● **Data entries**
——
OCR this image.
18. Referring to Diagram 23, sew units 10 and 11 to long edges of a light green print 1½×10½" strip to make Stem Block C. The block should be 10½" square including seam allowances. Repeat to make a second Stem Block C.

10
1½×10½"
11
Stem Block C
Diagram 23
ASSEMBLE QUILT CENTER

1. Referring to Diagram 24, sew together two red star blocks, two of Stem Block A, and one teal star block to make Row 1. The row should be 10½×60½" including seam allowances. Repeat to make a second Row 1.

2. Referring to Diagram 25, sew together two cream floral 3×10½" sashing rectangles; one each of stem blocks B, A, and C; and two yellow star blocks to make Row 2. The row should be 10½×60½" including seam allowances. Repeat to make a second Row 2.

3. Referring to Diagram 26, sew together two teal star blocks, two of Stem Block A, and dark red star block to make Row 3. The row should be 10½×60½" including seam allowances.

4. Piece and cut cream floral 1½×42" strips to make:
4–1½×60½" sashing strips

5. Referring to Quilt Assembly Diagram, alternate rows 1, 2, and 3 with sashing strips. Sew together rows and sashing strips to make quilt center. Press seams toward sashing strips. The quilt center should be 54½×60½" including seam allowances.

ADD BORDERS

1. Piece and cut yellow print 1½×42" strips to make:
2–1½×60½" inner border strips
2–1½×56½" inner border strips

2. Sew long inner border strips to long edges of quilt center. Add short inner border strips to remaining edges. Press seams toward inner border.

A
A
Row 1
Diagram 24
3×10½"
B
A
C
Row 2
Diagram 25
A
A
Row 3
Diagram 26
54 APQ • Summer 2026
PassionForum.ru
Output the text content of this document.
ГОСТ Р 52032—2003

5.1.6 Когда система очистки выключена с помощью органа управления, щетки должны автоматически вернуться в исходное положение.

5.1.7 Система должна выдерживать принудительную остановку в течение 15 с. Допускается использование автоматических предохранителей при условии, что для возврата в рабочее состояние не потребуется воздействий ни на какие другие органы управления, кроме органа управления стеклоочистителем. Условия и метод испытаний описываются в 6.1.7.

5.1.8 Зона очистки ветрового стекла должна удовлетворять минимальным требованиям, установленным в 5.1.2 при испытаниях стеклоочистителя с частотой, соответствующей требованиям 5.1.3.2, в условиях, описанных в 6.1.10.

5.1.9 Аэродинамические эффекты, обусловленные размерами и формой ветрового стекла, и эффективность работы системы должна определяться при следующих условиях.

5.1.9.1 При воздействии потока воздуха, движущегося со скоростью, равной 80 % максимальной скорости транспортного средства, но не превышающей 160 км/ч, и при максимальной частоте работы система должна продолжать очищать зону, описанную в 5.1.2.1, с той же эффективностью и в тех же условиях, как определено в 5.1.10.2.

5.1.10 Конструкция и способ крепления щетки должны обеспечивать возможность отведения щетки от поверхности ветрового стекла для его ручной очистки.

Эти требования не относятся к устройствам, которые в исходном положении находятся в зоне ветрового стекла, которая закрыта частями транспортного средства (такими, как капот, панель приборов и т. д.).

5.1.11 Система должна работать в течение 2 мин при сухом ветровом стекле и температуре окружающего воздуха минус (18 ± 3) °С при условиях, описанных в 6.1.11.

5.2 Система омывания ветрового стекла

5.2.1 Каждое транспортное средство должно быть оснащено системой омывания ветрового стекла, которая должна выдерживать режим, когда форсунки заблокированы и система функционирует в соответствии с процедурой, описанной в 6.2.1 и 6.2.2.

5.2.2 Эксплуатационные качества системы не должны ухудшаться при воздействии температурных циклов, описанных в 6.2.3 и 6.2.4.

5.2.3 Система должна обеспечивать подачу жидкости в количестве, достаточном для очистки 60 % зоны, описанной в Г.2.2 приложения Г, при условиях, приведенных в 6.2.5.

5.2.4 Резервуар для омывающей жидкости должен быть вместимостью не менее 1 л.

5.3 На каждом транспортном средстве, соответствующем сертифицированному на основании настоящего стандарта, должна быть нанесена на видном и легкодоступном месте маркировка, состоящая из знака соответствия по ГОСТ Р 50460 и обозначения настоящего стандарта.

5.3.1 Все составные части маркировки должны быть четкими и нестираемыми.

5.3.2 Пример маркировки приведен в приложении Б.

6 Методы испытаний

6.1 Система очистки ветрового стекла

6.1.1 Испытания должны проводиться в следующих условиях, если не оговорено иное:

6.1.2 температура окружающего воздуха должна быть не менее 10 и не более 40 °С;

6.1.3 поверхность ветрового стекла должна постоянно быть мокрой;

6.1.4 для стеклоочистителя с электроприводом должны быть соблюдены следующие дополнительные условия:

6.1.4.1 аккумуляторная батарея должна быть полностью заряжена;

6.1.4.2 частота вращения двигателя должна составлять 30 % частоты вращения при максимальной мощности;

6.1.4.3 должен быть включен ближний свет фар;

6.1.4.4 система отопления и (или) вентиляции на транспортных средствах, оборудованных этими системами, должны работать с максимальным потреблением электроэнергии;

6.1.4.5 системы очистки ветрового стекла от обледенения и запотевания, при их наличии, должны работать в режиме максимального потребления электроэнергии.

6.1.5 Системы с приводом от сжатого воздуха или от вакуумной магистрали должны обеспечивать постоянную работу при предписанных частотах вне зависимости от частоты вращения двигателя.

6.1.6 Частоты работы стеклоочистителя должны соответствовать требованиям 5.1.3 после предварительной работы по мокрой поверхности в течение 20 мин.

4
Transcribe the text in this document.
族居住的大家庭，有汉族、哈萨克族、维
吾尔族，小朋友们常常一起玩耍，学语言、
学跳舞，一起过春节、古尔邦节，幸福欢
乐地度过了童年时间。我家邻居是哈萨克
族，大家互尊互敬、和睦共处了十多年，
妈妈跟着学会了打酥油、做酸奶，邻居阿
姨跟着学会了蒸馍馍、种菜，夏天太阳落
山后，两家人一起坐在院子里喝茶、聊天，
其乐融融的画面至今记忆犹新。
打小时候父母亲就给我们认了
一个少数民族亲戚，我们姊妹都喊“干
——
● **OBJECTIVE**
Give back exactly the lines from the line holding "Transcribe the text in this document." through the last line of the listing, including both.

● **SOLUTION**
Transcribe the text in this document.
族居住的大家庭，有汉族、哈萨克族、维
吾尔族，小朋友们常常一起玩耍，学语言、
学跳舞，一起过春节、古尔邦节，幸福欢
乐地度过了童年时间。我家邻居是哈萨克
族，大家互尊互敬、和睦共处了十多年，
妈妈跟着学会了打酥油、做酸奶，邻居阿
姨跟着学会了蒸馍馍、种菜，夏天太阳落
山后，两家人一起坐在院子里喝茶、聊天，
其乐融融的画面至今记忆犹新。
打小时候父母亲就给我们认了
一个少数民族亲戚，我们姊妹都喊“干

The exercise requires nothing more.